» DESCRIPTION OF THE TASK
Look at each line of the records and count those with "Spending" in them. Please answer with the count alone.

#####

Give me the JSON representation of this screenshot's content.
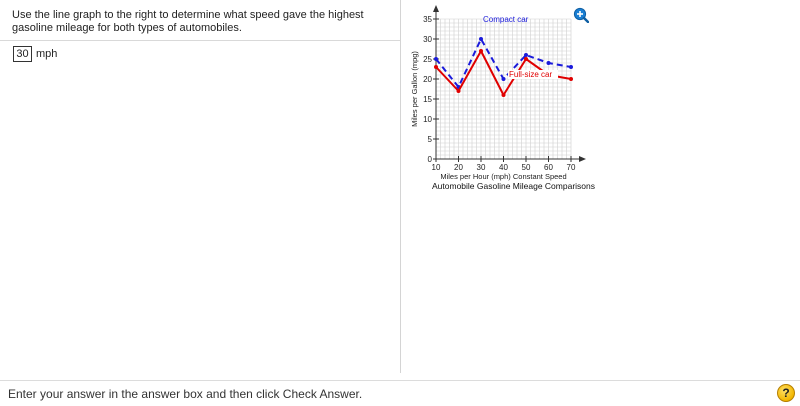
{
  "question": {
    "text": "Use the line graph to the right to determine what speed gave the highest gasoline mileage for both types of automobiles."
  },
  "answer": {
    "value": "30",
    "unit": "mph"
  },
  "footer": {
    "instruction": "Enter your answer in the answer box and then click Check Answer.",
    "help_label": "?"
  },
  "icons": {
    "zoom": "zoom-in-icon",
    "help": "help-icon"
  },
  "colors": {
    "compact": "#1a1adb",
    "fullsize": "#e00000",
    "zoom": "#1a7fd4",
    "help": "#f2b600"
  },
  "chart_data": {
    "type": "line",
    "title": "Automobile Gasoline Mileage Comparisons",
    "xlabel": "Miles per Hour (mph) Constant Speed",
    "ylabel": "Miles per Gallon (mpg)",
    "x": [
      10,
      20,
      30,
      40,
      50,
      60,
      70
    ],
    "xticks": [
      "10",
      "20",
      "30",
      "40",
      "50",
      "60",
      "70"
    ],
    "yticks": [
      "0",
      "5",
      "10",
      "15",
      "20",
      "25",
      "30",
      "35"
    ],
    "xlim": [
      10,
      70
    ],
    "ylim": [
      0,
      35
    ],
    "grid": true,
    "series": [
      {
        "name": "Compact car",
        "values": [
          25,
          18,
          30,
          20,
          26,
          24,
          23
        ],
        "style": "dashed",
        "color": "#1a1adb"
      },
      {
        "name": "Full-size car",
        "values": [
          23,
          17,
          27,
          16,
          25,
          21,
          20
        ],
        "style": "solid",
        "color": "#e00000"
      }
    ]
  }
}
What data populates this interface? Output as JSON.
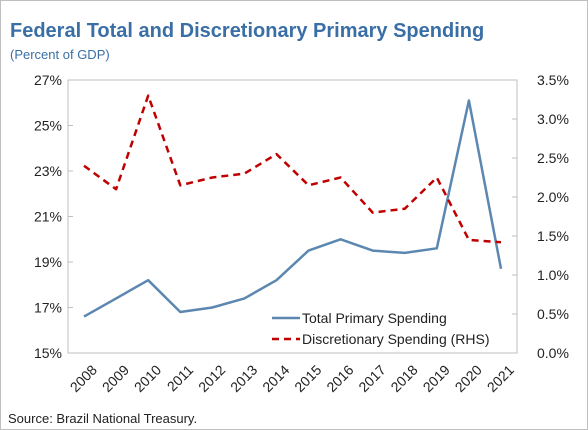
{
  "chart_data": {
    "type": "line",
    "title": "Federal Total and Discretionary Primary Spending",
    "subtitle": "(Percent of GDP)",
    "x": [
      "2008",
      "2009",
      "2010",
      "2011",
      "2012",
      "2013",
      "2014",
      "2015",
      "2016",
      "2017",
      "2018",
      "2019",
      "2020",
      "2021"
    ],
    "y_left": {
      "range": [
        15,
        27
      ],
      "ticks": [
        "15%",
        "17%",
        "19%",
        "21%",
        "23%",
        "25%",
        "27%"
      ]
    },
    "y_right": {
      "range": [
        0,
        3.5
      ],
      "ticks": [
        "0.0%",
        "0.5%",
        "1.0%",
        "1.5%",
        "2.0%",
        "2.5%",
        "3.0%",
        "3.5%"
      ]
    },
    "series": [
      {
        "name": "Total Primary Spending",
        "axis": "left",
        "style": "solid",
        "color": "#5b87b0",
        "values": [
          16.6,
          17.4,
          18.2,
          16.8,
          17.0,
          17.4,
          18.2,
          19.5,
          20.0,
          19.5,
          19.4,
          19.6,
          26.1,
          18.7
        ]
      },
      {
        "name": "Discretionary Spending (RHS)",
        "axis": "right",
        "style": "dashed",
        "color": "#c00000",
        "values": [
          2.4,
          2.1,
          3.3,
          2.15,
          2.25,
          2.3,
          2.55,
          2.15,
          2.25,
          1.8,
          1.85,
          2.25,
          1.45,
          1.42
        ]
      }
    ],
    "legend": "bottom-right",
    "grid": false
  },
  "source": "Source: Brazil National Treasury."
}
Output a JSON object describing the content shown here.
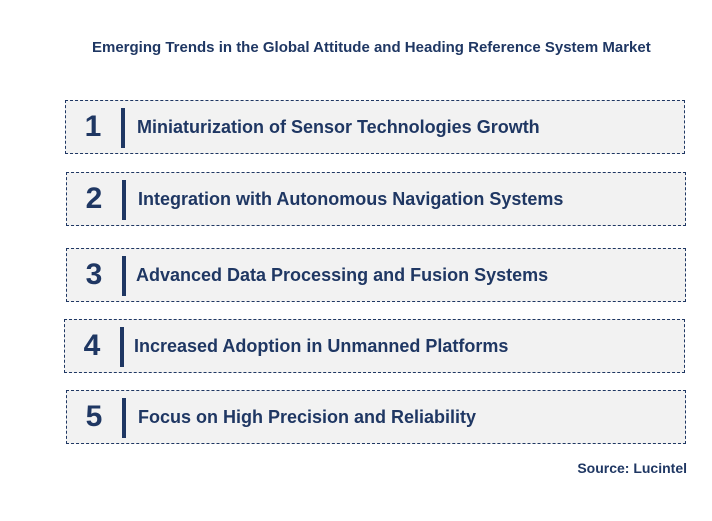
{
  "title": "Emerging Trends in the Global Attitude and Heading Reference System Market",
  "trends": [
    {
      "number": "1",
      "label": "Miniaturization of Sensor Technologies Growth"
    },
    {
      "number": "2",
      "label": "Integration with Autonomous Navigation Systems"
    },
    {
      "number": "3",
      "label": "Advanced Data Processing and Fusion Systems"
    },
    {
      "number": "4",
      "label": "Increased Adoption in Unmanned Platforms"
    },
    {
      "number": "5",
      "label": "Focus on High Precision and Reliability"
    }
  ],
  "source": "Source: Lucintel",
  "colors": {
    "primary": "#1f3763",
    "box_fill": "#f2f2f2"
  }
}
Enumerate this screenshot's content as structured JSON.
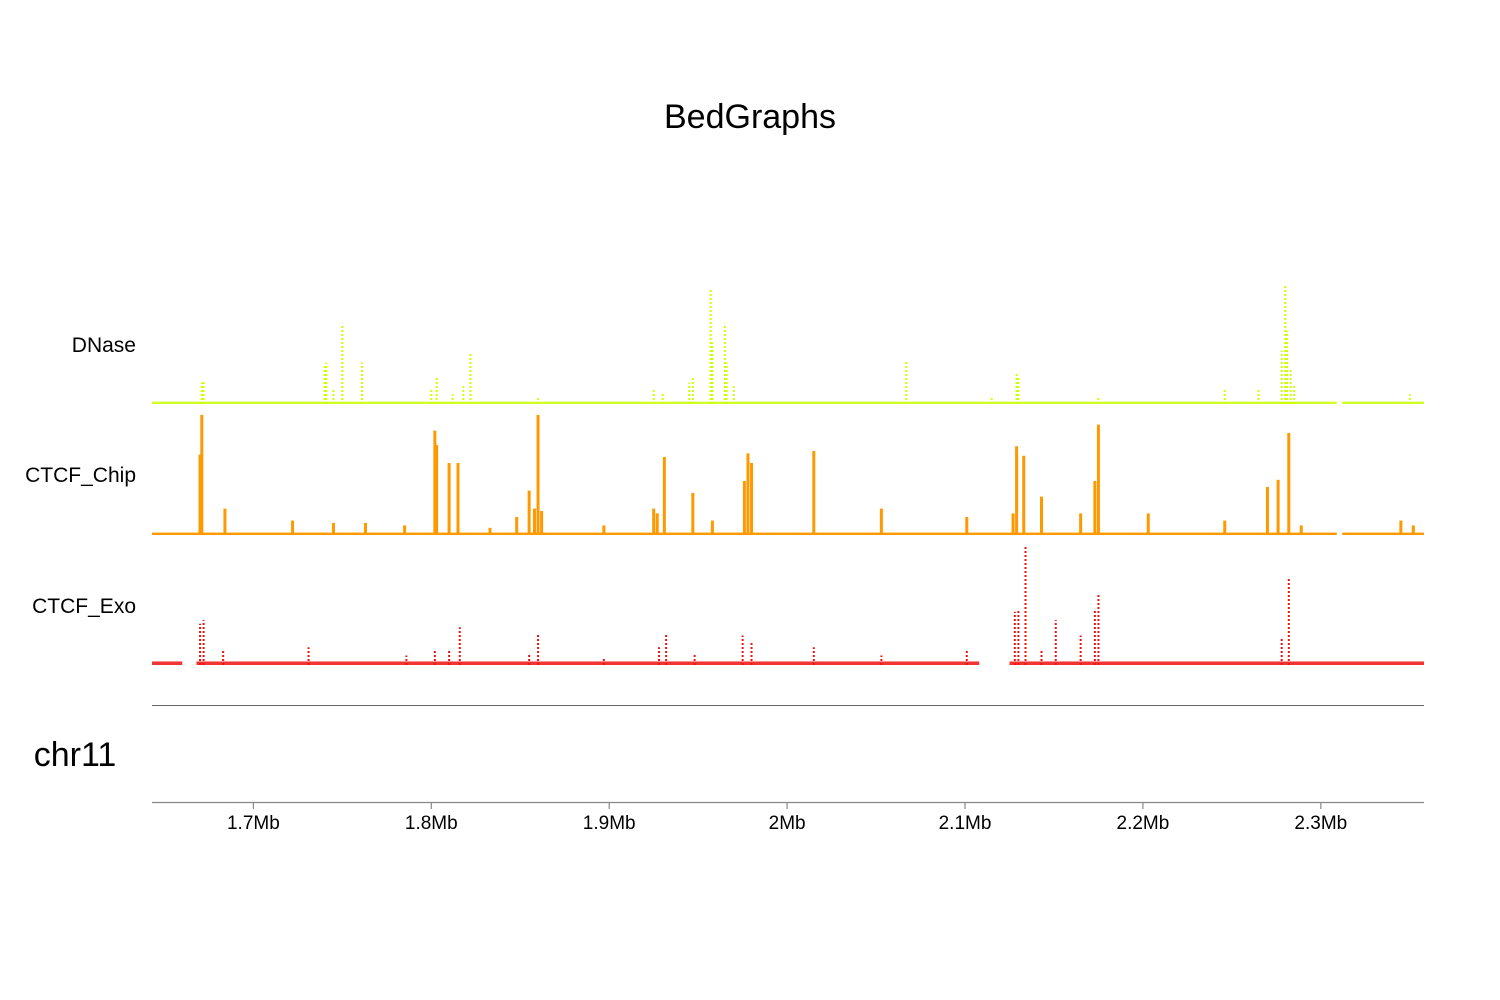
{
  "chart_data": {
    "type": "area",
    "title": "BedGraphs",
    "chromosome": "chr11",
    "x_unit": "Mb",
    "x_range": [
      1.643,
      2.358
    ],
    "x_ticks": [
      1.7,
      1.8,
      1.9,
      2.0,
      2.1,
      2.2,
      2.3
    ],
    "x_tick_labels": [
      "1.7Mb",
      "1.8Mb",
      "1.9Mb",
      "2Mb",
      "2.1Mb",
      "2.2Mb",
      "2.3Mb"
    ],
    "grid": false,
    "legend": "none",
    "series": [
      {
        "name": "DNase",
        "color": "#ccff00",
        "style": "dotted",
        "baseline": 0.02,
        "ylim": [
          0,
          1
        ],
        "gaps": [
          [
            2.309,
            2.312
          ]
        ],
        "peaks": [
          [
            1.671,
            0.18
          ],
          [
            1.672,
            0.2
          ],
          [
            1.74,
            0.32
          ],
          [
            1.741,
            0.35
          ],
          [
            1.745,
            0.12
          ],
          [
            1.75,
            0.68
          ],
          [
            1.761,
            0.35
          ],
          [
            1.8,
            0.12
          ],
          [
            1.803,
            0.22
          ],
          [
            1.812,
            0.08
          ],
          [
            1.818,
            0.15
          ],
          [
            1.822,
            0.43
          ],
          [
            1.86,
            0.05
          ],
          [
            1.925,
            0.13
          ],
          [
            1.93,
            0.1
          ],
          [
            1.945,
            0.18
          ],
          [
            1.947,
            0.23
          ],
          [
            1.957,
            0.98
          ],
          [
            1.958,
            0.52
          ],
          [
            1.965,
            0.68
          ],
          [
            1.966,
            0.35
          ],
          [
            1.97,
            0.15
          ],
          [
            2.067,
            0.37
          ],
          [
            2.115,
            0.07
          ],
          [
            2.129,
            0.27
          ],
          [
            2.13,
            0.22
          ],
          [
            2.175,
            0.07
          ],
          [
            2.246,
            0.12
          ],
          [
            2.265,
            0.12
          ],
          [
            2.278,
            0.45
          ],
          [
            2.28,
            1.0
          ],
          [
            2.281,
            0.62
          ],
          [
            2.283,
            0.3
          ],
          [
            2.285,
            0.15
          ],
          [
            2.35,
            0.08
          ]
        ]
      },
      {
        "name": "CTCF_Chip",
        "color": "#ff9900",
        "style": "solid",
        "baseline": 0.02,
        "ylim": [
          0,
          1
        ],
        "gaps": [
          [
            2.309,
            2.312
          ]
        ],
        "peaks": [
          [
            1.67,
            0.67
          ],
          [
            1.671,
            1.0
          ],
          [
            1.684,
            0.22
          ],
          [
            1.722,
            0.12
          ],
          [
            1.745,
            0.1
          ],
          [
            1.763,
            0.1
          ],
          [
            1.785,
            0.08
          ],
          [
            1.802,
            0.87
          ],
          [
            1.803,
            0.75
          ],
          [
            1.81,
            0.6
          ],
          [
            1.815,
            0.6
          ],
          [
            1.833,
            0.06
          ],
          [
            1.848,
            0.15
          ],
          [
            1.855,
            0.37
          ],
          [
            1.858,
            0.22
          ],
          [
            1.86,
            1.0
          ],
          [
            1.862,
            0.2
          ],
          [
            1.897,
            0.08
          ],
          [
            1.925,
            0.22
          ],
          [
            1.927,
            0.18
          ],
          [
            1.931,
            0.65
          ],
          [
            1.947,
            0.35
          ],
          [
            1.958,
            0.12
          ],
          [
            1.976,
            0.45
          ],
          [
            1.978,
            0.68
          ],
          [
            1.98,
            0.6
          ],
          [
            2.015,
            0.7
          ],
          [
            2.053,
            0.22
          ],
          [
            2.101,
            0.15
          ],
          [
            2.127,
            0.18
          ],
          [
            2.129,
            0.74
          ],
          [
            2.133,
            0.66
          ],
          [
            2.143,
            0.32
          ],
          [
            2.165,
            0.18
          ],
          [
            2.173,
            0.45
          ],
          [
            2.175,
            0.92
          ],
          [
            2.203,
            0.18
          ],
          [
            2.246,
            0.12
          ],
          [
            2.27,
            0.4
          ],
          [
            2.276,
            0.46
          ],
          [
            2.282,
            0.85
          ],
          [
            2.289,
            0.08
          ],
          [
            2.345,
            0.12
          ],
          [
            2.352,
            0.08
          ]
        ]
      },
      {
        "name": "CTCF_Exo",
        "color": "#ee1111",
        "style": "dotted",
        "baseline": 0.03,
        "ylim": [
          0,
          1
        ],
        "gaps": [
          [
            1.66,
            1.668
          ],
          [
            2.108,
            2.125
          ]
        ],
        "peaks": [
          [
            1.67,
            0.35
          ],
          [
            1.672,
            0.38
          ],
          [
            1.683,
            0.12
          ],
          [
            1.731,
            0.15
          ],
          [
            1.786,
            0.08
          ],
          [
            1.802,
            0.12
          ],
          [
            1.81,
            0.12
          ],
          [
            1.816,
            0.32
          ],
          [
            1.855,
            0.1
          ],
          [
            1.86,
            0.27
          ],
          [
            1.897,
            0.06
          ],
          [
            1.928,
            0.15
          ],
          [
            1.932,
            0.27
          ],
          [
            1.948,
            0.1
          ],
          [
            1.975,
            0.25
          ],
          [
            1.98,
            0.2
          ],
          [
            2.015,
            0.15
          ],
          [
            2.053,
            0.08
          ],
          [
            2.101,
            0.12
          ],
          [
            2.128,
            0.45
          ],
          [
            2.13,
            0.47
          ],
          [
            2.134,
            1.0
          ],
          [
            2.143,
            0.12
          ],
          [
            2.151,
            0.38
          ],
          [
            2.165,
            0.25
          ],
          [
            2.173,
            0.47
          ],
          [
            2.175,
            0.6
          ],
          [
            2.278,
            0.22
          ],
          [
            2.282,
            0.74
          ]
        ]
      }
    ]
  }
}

#####

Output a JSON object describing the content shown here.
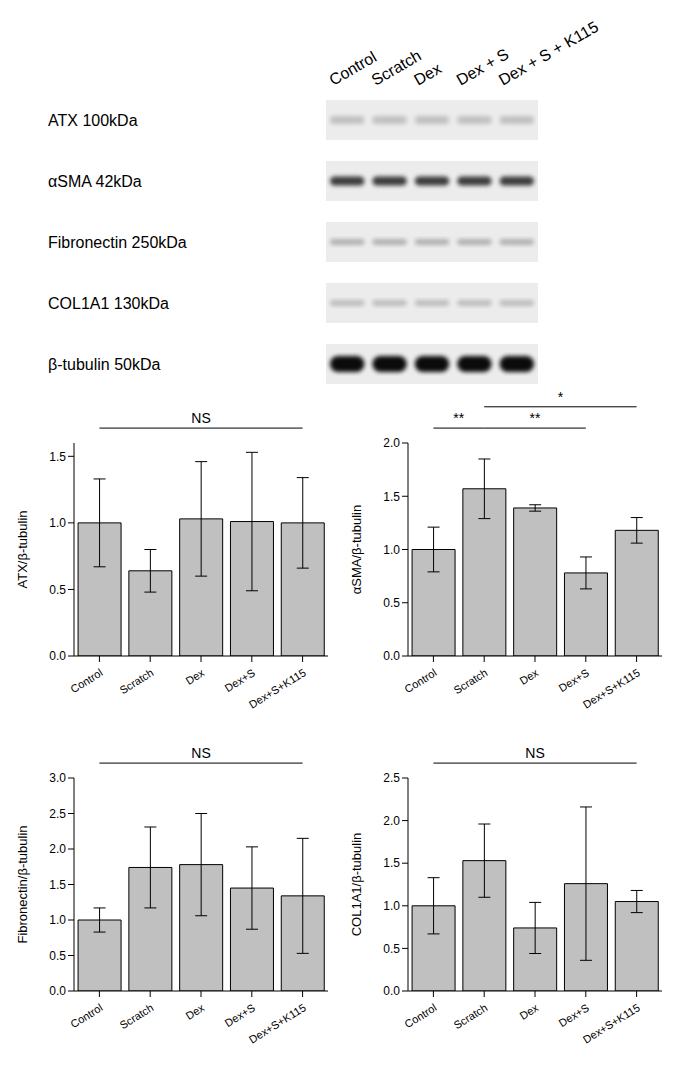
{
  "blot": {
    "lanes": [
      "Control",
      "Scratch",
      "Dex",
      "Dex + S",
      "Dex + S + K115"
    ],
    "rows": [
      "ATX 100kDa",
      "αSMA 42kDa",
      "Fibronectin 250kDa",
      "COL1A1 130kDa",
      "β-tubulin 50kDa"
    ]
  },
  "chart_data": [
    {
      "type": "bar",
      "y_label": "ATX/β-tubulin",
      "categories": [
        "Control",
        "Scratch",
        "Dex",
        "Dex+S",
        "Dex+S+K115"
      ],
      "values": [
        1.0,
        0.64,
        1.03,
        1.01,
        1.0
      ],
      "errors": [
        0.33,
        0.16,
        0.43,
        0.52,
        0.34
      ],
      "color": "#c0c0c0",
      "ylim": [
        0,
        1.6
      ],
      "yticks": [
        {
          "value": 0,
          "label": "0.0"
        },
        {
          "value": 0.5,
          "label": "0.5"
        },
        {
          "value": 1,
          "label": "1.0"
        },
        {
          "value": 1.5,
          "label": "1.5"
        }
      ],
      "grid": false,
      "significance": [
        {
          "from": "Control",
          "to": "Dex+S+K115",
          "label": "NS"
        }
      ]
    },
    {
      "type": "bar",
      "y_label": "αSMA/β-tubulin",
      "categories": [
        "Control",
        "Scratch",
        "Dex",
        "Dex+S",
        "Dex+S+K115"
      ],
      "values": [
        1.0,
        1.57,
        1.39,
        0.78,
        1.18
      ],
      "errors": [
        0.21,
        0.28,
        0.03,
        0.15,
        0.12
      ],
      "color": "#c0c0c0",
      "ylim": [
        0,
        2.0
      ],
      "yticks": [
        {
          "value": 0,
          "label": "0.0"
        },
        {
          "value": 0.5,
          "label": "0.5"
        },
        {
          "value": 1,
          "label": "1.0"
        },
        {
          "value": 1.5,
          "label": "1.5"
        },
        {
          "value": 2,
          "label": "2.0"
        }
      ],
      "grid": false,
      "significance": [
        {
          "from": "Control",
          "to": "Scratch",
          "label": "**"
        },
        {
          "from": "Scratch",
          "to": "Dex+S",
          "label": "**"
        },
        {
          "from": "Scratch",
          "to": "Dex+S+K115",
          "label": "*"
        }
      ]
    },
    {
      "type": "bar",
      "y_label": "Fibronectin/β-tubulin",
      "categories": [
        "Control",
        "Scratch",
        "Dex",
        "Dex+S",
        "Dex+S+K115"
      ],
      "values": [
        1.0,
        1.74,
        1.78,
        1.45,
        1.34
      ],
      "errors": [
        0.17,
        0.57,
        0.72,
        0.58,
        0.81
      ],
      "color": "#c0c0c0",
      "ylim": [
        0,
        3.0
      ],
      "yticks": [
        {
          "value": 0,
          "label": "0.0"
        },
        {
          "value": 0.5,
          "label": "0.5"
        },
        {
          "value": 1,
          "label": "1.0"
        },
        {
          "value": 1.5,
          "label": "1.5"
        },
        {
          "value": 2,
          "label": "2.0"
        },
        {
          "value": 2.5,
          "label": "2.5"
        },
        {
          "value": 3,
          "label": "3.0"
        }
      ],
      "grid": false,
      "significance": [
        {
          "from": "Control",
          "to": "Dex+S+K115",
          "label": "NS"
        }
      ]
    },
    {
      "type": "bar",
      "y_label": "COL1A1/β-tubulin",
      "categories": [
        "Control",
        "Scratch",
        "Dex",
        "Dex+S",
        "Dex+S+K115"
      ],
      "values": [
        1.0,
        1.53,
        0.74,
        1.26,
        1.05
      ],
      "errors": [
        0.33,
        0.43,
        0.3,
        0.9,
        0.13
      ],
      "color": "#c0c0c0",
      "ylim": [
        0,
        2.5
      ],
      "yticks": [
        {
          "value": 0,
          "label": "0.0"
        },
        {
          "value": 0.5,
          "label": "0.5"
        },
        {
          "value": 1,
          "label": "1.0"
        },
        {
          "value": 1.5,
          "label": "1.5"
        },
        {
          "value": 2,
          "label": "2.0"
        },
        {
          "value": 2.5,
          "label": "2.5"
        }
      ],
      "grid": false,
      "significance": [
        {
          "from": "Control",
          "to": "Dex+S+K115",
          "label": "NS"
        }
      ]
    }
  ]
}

#####

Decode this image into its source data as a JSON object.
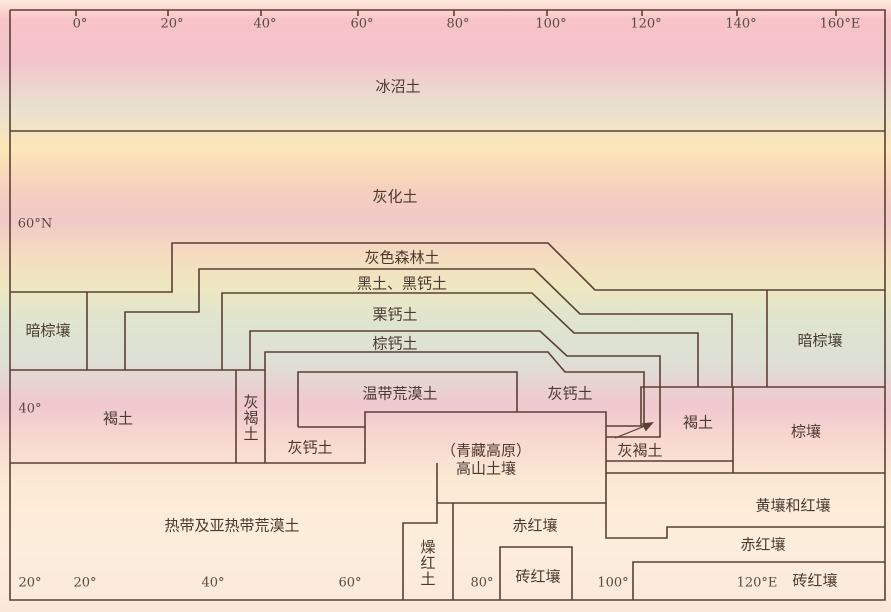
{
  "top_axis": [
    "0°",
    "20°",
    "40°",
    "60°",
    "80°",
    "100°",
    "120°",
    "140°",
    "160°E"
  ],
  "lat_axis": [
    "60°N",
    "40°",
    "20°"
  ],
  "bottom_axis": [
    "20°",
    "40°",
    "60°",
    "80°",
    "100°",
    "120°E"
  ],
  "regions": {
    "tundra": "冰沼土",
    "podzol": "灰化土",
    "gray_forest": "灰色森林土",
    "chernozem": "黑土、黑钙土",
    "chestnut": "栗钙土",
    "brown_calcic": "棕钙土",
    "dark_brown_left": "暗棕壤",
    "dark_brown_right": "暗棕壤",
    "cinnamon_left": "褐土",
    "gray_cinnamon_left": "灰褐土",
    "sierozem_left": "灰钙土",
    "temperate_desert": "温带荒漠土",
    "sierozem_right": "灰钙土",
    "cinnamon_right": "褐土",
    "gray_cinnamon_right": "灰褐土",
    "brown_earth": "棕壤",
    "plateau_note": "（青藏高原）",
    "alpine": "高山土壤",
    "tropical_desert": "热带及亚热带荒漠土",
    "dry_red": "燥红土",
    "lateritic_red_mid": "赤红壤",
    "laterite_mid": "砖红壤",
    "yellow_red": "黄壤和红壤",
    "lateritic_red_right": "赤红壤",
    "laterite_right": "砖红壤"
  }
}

#####

» THE RESPONSE
3